Job –
Keep every line where the word "Rating" appears; drop the rest.

Data shown –
^^^^
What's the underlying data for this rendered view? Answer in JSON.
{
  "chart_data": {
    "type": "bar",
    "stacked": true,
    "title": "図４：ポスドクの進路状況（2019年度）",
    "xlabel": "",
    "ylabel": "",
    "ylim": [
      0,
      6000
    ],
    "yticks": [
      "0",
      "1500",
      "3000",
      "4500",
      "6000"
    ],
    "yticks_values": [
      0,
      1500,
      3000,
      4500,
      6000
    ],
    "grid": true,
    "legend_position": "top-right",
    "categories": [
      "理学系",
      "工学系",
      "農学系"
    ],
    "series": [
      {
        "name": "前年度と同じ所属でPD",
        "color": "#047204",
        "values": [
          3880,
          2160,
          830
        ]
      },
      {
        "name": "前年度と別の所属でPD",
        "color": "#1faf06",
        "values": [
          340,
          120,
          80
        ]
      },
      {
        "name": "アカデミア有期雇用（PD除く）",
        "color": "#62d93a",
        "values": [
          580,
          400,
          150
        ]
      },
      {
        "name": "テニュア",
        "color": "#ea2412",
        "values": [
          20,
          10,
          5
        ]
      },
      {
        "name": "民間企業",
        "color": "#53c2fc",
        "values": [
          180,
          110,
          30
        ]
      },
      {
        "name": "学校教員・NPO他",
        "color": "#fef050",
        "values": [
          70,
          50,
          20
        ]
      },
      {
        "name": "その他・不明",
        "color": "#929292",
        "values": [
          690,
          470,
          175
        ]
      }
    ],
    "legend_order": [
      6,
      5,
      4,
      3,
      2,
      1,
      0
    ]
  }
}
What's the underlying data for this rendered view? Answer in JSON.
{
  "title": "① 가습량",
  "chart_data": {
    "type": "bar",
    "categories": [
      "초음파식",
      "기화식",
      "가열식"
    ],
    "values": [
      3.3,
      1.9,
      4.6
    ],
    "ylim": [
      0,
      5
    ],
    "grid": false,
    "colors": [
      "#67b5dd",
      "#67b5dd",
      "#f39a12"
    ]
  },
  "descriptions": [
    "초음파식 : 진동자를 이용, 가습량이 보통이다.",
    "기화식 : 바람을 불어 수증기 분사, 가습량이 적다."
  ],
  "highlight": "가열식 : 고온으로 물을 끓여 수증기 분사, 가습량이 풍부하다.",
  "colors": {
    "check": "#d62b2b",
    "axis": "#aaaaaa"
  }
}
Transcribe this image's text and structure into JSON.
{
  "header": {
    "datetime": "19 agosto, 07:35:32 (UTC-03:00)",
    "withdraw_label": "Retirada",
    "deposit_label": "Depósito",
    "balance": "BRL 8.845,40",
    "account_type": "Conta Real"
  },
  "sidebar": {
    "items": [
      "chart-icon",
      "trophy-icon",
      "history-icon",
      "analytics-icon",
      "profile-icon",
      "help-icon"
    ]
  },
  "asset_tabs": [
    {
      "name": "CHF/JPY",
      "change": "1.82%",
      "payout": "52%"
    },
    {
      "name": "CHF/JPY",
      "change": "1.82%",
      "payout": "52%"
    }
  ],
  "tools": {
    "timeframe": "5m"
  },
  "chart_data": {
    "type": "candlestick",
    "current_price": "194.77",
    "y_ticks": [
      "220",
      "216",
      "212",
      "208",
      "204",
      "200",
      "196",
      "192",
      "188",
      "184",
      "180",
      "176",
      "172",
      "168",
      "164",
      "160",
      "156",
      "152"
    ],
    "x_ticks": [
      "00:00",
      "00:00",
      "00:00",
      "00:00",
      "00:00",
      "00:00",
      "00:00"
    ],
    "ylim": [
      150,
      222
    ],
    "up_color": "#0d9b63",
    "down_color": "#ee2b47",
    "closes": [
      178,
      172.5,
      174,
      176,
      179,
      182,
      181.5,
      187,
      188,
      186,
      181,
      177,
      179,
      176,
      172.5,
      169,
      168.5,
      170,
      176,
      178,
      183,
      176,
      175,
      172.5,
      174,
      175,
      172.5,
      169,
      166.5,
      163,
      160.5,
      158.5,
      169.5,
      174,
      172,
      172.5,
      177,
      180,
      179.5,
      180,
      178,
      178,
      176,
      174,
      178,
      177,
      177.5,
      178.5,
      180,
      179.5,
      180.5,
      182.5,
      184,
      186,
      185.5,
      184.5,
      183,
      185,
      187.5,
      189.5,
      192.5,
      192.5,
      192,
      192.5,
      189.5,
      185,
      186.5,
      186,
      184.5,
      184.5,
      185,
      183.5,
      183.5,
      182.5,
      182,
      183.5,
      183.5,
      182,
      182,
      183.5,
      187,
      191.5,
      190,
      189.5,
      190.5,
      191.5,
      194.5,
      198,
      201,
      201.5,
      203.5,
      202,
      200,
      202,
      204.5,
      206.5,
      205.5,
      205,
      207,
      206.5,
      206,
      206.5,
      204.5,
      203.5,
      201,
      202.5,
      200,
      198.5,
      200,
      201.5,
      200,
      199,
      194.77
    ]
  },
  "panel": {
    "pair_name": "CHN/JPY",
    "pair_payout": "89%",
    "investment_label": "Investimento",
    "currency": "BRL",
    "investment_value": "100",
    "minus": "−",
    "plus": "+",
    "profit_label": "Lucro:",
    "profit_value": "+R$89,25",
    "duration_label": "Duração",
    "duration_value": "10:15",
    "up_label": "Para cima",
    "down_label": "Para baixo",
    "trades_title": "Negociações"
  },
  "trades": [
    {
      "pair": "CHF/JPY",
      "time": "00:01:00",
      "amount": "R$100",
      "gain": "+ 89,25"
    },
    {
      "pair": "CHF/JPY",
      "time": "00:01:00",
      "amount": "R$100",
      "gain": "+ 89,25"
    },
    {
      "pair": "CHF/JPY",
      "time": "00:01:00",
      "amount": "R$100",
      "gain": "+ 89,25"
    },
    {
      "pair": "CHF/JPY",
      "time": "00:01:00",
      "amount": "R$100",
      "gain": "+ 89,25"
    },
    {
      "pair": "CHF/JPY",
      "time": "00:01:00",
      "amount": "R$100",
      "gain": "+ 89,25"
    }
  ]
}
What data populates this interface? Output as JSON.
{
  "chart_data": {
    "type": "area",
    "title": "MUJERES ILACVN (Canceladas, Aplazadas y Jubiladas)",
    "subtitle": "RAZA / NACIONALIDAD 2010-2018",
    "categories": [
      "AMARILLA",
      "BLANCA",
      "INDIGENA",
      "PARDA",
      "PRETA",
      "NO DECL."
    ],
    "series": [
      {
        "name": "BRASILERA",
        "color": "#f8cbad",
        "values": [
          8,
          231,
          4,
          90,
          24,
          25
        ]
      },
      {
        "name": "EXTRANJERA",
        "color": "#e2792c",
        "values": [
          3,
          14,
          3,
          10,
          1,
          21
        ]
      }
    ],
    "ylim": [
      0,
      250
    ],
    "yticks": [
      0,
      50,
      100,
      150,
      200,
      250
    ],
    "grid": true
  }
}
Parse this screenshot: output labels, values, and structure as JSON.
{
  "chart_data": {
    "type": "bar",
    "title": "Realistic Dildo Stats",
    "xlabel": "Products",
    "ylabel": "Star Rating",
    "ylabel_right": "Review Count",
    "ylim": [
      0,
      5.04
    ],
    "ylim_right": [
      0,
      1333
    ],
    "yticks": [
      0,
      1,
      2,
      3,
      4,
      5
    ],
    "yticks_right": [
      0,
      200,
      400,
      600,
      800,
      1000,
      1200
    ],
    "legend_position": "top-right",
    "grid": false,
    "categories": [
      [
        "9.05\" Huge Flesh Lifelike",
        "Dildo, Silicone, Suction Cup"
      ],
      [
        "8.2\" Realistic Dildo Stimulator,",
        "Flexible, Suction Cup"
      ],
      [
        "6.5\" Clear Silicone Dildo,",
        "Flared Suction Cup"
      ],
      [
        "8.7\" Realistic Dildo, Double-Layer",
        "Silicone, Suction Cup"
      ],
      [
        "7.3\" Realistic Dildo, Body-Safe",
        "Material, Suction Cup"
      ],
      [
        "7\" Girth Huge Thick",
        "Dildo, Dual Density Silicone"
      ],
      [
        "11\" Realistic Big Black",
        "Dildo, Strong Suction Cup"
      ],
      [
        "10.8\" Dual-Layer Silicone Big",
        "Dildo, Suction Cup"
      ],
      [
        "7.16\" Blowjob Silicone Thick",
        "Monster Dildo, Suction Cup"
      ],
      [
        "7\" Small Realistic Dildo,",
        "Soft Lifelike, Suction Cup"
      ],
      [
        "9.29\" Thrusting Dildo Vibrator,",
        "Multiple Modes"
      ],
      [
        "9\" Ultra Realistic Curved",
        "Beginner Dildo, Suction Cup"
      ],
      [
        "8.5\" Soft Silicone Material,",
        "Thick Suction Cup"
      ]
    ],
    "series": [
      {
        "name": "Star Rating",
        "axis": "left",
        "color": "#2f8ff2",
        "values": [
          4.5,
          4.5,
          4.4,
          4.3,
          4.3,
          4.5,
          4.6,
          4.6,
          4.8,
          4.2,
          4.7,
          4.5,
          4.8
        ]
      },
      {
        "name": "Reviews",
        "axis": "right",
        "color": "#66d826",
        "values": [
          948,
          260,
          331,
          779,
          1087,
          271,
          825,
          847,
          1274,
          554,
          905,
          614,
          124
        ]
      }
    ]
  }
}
^^^^
Exercise output –
    "ylabel": "Star Rating",
        "name": "Star Rating",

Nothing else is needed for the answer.